For the records that follow, return only the count of lines containing the string "visited".

start Records to use

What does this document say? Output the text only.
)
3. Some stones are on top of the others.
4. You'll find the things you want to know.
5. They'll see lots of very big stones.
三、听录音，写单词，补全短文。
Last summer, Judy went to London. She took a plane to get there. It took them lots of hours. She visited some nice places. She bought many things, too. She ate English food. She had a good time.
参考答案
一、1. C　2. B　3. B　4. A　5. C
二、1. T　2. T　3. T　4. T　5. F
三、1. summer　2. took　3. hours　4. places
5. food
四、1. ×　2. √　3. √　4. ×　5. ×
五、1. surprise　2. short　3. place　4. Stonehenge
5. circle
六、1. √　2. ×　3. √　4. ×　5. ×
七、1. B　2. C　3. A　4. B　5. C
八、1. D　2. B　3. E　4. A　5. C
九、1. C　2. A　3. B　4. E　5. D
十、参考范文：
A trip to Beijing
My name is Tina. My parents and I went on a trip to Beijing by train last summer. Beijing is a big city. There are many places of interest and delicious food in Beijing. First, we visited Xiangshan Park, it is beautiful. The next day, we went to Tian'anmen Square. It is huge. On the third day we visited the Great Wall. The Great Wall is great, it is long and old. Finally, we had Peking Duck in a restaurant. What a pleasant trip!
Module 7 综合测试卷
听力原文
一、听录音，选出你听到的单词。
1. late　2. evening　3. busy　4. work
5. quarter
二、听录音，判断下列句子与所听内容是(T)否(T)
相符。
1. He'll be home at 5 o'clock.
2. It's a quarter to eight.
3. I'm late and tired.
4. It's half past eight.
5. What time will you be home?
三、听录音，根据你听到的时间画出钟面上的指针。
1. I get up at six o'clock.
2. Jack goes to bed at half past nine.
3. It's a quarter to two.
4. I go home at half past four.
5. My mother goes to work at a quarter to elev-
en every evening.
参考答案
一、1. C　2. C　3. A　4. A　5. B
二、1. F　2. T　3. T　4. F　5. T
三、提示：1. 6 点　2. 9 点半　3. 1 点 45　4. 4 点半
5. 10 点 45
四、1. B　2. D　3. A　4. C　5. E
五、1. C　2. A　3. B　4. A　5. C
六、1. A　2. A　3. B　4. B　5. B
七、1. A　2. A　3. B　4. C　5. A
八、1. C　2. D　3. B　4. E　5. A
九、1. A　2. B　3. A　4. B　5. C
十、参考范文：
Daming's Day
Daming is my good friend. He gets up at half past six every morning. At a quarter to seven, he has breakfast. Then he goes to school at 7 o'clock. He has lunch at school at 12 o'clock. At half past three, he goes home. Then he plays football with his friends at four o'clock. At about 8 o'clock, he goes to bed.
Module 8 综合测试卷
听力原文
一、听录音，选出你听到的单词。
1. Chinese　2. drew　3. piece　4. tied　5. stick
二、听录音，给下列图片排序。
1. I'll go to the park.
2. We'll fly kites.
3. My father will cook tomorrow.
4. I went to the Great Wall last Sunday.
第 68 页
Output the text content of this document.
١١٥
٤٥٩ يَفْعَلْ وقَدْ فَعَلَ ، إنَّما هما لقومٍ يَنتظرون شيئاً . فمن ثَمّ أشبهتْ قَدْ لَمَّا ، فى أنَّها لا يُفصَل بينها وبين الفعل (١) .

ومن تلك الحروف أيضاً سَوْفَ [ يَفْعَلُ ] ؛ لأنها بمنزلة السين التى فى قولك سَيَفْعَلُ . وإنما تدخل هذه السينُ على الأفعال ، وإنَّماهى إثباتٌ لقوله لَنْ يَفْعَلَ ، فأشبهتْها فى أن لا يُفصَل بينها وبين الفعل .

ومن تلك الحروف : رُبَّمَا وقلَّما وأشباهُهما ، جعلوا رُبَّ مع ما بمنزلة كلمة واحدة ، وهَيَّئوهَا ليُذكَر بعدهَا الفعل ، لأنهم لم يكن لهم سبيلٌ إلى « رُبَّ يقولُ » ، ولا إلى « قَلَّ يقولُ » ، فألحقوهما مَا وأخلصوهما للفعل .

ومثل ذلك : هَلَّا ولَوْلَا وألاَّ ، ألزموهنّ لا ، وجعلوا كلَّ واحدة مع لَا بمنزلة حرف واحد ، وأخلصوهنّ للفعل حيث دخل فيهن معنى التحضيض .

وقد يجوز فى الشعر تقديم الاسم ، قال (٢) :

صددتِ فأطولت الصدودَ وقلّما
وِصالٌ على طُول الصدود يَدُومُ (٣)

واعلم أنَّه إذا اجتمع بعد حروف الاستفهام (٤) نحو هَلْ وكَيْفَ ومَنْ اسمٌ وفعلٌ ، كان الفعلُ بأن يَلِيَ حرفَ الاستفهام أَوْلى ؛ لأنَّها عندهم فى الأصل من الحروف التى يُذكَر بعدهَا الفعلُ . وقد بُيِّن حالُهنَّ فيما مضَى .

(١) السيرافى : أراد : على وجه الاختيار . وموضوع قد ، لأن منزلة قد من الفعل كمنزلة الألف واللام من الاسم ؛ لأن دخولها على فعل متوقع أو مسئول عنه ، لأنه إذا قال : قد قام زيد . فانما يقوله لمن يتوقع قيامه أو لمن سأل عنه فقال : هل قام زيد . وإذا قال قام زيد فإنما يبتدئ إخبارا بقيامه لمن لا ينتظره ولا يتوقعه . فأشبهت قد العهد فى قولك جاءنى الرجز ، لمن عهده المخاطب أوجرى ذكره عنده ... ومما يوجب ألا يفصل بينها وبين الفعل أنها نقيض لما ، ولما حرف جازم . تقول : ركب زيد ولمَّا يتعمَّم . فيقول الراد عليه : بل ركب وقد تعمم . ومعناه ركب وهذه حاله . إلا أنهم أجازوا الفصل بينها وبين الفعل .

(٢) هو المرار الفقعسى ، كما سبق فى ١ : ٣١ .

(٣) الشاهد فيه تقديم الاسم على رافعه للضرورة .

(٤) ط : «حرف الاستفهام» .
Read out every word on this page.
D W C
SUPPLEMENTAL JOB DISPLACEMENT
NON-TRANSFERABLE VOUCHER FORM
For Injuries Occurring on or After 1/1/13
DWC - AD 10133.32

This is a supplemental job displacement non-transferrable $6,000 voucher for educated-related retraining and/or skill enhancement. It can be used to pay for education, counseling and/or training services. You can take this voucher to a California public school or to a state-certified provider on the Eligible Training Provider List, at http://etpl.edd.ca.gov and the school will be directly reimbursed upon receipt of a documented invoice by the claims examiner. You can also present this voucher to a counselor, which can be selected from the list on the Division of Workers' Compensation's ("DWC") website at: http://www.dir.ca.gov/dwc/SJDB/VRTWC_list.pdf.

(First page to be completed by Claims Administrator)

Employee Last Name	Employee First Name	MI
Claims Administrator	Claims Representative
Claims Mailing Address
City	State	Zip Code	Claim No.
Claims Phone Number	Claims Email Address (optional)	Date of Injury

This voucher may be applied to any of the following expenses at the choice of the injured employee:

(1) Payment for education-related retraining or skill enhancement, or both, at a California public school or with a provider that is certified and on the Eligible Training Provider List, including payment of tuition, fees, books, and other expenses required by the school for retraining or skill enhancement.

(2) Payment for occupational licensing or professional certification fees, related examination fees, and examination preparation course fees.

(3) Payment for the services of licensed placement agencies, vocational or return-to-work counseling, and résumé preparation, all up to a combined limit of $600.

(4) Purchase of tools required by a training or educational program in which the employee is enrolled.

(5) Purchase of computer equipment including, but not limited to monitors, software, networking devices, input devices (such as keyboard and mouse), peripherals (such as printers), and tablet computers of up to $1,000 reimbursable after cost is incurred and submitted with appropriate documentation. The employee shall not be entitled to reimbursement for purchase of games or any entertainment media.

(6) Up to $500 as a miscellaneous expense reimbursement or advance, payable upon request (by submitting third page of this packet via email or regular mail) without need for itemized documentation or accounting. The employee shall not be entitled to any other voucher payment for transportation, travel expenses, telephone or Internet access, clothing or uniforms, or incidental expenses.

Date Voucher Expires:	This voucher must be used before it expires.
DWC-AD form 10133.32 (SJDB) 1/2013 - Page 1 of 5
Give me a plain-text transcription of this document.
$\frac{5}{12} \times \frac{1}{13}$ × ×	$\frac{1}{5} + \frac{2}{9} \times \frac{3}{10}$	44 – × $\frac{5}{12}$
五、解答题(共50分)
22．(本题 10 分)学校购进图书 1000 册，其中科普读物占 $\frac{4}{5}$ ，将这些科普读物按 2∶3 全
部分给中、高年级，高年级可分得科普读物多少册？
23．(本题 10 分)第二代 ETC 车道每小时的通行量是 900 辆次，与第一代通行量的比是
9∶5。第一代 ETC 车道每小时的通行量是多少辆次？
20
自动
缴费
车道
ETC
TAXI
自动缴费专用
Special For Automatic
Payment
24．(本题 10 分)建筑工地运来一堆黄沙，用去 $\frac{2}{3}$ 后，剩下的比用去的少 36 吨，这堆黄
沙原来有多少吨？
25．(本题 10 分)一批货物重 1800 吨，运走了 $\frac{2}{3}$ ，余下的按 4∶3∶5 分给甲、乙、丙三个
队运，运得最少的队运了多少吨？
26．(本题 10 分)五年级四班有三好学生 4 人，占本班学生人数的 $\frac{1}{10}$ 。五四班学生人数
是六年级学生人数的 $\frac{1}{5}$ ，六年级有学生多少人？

end Records to use

#### [Finished exercise]
2